Saved entries:

►

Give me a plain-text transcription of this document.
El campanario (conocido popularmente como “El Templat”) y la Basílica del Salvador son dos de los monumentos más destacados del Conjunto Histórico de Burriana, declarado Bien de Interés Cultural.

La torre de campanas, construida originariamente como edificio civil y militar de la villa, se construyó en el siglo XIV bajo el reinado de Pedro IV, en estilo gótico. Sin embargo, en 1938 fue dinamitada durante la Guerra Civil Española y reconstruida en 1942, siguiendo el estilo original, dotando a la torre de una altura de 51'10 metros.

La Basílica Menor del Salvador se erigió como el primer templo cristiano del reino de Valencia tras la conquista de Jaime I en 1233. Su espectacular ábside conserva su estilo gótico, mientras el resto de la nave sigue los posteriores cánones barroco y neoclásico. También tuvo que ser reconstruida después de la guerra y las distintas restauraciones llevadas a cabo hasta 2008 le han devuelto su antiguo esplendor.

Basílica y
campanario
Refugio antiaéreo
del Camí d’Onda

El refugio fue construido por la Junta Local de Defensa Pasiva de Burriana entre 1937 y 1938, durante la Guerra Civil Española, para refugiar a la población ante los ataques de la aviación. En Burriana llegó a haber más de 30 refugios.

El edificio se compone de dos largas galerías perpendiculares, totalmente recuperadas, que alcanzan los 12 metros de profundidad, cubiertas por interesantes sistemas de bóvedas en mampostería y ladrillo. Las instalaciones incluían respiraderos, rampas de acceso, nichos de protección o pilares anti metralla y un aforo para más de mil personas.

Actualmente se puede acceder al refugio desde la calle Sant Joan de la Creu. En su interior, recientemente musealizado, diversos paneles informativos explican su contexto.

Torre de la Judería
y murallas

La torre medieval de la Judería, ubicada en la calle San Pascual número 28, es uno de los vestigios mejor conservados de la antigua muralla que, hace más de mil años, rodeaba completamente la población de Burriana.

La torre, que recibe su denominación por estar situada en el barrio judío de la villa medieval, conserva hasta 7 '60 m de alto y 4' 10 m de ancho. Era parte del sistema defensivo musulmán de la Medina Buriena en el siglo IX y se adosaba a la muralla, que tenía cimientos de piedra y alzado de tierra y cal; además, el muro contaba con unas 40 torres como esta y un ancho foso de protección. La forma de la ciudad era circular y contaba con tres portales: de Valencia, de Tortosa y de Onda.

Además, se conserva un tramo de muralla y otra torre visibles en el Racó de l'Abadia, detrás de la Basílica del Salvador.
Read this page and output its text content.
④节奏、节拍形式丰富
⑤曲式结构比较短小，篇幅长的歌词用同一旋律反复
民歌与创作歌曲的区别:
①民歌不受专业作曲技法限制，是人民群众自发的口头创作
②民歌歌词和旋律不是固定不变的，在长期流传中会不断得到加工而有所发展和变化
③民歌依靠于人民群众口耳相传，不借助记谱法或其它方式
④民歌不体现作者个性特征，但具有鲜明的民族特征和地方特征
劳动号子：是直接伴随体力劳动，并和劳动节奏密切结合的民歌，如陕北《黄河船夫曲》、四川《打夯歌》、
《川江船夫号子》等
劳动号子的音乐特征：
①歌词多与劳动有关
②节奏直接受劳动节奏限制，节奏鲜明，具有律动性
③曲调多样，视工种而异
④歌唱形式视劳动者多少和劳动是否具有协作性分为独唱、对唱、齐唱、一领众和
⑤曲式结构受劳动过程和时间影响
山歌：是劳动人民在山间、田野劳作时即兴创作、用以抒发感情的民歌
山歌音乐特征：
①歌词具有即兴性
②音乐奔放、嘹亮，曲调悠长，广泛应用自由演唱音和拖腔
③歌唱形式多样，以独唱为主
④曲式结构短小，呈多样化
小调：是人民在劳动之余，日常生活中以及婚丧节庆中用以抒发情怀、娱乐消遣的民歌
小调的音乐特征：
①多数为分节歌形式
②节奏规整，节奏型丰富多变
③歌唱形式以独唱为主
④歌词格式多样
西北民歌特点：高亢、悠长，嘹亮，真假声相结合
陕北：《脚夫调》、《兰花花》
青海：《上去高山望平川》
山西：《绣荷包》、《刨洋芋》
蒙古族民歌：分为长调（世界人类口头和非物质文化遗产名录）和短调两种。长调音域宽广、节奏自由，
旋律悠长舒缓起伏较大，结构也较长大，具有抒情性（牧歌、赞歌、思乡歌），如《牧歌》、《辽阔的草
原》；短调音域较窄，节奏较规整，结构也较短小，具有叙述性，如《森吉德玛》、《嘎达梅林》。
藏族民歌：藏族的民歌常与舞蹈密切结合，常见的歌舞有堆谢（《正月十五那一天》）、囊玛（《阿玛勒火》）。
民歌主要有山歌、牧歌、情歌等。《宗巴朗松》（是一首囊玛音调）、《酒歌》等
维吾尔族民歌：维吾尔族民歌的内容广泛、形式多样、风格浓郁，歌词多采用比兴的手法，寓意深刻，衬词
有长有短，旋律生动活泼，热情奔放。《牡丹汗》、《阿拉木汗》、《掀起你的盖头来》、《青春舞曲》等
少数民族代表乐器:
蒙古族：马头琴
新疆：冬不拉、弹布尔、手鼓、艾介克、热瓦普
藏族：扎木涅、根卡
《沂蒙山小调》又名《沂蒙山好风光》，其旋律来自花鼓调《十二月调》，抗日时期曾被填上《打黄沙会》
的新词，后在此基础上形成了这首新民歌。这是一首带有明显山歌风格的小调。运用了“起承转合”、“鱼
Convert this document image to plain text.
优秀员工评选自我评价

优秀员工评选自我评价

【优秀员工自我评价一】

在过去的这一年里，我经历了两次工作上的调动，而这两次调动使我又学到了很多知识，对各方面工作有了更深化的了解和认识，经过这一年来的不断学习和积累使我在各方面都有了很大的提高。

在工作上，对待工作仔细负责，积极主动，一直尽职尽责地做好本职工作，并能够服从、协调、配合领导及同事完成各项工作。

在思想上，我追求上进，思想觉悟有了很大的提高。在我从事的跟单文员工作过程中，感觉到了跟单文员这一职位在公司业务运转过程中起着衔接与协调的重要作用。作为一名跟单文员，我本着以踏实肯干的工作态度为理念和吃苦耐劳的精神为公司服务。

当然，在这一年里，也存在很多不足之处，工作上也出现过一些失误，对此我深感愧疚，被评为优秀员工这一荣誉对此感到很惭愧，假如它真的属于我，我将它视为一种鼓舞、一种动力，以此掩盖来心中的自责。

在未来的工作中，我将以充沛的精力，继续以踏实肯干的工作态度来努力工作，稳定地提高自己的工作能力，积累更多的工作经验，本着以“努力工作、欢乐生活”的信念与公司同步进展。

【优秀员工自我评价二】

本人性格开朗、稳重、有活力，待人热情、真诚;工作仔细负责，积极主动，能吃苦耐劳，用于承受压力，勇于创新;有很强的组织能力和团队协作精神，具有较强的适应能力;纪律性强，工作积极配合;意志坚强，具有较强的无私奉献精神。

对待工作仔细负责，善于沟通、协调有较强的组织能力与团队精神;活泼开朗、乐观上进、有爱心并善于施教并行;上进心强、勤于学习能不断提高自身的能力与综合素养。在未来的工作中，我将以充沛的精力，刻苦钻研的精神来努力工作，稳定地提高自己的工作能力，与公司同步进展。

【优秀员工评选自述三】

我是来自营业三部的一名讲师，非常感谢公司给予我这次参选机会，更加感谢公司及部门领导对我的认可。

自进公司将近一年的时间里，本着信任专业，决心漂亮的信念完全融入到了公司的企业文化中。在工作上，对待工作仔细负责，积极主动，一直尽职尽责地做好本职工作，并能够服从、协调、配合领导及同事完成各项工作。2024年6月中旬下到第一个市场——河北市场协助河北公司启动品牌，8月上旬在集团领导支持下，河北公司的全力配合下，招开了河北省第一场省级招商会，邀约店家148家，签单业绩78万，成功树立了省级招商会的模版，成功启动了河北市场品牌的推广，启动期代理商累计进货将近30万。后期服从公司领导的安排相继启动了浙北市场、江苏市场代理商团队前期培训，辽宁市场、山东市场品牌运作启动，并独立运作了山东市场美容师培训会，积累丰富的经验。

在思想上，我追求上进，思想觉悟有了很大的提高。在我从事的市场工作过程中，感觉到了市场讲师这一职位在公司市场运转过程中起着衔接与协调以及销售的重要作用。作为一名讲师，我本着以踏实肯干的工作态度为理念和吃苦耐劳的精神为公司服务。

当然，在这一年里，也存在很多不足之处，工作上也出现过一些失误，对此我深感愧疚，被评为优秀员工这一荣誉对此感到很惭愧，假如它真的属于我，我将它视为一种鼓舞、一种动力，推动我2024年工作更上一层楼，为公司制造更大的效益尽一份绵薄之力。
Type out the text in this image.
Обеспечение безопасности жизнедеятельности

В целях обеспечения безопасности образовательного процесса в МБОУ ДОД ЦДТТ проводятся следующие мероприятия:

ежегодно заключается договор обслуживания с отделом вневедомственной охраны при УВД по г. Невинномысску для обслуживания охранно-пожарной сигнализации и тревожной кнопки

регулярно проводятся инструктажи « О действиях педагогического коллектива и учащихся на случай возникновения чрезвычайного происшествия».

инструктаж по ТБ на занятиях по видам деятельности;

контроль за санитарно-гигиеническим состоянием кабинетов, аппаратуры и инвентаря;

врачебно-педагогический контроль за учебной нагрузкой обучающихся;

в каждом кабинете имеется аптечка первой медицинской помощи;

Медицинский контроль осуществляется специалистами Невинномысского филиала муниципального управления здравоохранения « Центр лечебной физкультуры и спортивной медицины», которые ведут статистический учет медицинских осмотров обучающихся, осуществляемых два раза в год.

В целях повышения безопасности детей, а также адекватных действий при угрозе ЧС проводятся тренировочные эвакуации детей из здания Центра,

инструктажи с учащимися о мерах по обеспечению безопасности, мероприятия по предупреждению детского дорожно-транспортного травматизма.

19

◄

#### Written exercise:
Tally the lines of the material above that contain the word "对待工作仔细负责" and report the total alone.

#### In response:
3